◆ WHAT TO PRODUCE ◆
According to the proposal summary on hierarchical activity-dependent cortical development, which cortical area and connections will be a main focus?

◆ EXCERPTED TEXT ◆
=-=-=-=-=

Models of Hierarchical Activity Dependent Development
Dayan, Peter S.   
Massachusetts Institute of Technology, Cambridge, MA, United States

The long term goals of this proposal are to build a computational model for the activity dependent development of hierarchical cortical structure. This model will be used to elucidate how anatomical and functional separation, combination and abstraction of afferent information may be controlled, and how various activity independent and dependent mechanisms could interact. Understanding these processes will provide Insight into the normal mechanisms for interpreting input and abnormal development in the face of peripheral or central nervous dysfunction. Cortical processing of afferent input is hierarchical, with more abstract information being extracted and represented in areas higher in the hierarchy. Recent experiments have focused on the anatomical and functional properties of some of these higher areas and the connections between them, and have revealed salient architectural features such as rich reciprocal connectivity between areas. Activity-dependent mechanisms are known to play a significant role in the development of primary sensory areas in vertebrate cortex, and have been a substantial focus for computational modeling. Unfortunately, most existing models have focused exclusively on primary sensory cortices, ignoring key features of hierarchical processing, such as reciprocal connections. It is not even clear that they would work in the face of such connections. Further, there are no existing models that reveal how the statistical structure of the inputs could be extracted in a hierarchical manner. The proposal is based on a recent theoretical model for hierarchical unsupervised learning, which uses a simple local rule for synaptic adaptation, embodies well-founded statistical principles and gives a precise role to reciprocal feedforward and feedback connections between areas. This model will be fleshed out in respect of structural properties of cortex, and tested using standard tasks for such models, including ocular dominance stripes and orientation domains. It will then be studied from the perspective of how properties of cells in different areas, of the inter- and intra-areal connections between them, and properties of the correlational structure of the inputs, can affect the development of the hierarchy. Area V2 and its reciprocal connections with V1 will be a main focus. Mathematical analysis and computer simulations will be used.

=-=-=-=-=

◆ INFORMATION GIVEN ◆
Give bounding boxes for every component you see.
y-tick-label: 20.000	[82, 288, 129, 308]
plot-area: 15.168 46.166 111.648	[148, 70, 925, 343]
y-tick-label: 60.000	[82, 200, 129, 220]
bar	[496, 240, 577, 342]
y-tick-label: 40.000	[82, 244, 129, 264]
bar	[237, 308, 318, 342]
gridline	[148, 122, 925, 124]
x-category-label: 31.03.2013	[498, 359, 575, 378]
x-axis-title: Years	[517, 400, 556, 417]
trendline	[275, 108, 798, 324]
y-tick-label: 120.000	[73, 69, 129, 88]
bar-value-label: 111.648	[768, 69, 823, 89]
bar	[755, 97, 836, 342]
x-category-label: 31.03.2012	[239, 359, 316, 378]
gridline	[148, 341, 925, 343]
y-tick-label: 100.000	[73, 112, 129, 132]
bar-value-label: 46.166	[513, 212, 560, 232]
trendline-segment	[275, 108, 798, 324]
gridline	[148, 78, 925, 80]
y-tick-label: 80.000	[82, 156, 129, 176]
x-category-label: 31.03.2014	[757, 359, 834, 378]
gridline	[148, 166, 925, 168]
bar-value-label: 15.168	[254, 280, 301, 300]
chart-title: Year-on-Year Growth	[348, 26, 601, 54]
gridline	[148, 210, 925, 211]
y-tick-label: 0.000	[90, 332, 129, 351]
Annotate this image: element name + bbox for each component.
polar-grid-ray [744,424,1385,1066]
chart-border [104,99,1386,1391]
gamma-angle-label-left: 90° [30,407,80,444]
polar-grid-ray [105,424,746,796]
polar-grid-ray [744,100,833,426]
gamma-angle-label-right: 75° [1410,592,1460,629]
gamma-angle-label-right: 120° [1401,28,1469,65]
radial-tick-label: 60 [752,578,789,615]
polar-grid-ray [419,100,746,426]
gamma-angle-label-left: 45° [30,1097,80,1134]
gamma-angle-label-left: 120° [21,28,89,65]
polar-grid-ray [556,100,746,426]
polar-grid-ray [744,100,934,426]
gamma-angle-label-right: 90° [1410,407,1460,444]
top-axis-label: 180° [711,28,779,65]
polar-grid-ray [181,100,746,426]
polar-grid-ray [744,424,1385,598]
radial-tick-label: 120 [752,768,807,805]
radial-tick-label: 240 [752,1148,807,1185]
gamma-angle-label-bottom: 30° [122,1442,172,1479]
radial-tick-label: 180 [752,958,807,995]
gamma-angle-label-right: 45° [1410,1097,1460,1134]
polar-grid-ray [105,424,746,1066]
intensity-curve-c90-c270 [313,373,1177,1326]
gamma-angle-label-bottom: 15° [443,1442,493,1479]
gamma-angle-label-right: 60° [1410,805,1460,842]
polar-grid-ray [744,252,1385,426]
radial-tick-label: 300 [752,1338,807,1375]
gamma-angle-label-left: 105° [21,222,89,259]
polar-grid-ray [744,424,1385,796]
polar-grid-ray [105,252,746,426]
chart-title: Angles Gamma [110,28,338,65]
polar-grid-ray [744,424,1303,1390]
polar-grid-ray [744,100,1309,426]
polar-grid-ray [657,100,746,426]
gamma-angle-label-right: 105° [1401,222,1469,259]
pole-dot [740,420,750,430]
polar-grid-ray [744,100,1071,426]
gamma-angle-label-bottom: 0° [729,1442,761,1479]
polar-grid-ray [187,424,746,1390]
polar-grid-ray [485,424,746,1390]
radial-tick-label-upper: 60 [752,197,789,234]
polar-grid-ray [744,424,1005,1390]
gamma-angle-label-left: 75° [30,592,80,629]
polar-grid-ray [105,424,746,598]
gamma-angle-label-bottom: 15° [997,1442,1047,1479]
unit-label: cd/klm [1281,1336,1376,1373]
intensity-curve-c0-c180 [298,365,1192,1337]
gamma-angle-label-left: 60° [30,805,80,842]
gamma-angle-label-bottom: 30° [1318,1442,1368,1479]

=-=-=-=-=

◆ RESULT OF THIS TASK ◆
Area V2 and its reciprocal connections with V1.